-- Problem details --
Identify the lines containing the word "Button". Copy each one.

+ + + +

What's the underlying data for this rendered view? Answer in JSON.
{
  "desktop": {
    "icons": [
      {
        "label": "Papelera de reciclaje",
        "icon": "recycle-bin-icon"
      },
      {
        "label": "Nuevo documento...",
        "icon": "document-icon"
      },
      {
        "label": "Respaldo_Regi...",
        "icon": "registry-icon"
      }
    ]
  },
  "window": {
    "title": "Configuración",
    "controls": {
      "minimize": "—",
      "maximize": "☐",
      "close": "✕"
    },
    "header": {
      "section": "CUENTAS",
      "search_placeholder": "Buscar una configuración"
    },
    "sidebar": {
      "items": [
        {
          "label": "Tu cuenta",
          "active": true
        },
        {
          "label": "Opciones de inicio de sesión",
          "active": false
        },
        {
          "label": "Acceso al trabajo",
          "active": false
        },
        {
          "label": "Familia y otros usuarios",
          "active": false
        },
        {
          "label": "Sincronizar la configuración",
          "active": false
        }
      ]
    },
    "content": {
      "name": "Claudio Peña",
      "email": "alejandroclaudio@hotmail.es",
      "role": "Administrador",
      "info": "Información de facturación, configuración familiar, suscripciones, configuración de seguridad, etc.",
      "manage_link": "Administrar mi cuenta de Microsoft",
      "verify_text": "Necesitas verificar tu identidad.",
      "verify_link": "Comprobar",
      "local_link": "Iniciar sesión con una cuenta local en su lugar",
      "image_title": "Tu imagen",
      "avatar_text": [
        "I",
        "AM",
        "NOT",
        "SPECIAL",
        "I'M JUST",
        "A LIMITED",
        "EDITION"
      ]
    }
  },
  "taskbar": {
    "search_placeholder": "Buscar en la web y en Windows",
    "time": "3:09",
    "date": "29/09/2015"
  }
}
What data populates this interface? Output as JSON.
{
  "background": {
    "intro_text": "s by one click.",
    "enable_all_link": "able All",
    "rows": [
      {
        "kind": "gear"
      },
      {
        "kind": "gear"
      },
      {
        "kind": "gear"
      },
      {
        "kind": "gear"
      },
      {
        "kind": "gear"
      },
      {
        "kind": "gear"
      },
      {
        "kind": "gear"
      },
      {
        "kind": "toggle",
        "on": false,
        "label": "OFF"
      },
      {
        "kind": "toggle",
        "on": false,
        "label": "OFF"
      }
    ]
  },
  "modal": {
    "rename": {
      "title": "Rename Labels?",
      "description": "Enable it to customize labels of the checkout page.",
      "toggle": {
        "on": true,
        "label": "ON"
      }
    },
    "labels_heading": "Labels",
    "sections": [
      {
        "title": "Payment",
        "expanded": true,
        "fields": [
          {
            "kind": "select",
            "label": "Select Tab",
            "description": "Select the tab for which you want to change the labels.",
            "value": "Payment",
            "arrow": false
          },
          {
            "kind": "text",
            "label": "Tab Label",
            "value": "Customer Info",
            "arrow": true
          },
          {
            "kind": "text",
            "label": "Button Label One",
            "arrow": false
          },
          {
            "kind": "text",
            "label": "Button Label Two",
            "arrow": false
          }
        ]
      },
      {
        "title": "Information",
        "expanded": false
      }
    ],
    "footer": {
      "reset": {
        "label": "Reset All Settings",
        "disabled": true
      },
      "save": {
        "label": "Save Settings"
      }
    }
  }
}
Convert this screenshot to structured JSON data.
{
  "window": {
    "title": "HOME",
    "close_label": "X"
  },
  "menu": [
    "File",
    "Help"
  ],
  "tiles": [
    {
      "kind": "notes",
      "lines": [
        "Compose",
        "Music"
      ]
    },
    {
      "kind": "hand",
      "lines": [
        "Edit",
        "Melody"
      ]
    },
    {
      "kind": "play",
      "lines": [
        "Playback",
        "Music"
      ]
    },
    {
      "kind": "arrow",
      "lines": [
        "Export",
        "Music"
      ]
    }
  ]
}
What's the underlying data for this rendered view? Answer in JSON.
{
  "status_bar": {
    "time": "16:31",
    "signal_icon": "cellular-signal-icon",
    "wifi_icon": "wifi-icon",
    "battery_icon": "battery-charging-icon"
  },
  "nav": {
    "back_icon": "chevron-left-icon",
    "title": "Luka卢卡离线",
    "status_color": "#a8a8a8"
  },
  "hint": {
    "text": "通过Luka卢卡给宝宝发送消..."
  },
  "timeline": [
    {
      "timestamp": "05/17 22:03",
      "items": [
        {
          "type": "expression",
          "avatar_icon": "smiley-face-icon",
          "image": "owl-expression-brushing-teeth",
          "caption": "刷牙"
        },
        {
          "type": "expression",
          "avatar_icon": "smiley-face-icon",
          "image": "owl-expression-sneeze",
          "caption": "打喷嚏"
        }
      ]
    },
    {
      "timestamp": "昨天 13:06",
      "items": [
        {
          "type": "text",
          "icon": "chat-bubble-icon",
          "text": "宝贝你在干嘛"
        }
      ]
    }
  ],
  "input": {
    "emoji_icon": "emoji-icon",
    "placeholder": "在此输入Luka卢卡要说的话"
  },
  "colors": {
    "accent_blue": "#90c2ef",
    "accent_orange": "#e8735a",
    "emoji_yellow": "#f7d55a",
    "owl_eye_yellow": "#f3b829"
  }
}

+ + + +

-- Solution to this exercise --
            "label": "Button Label One",
            "label": "Button Label Two",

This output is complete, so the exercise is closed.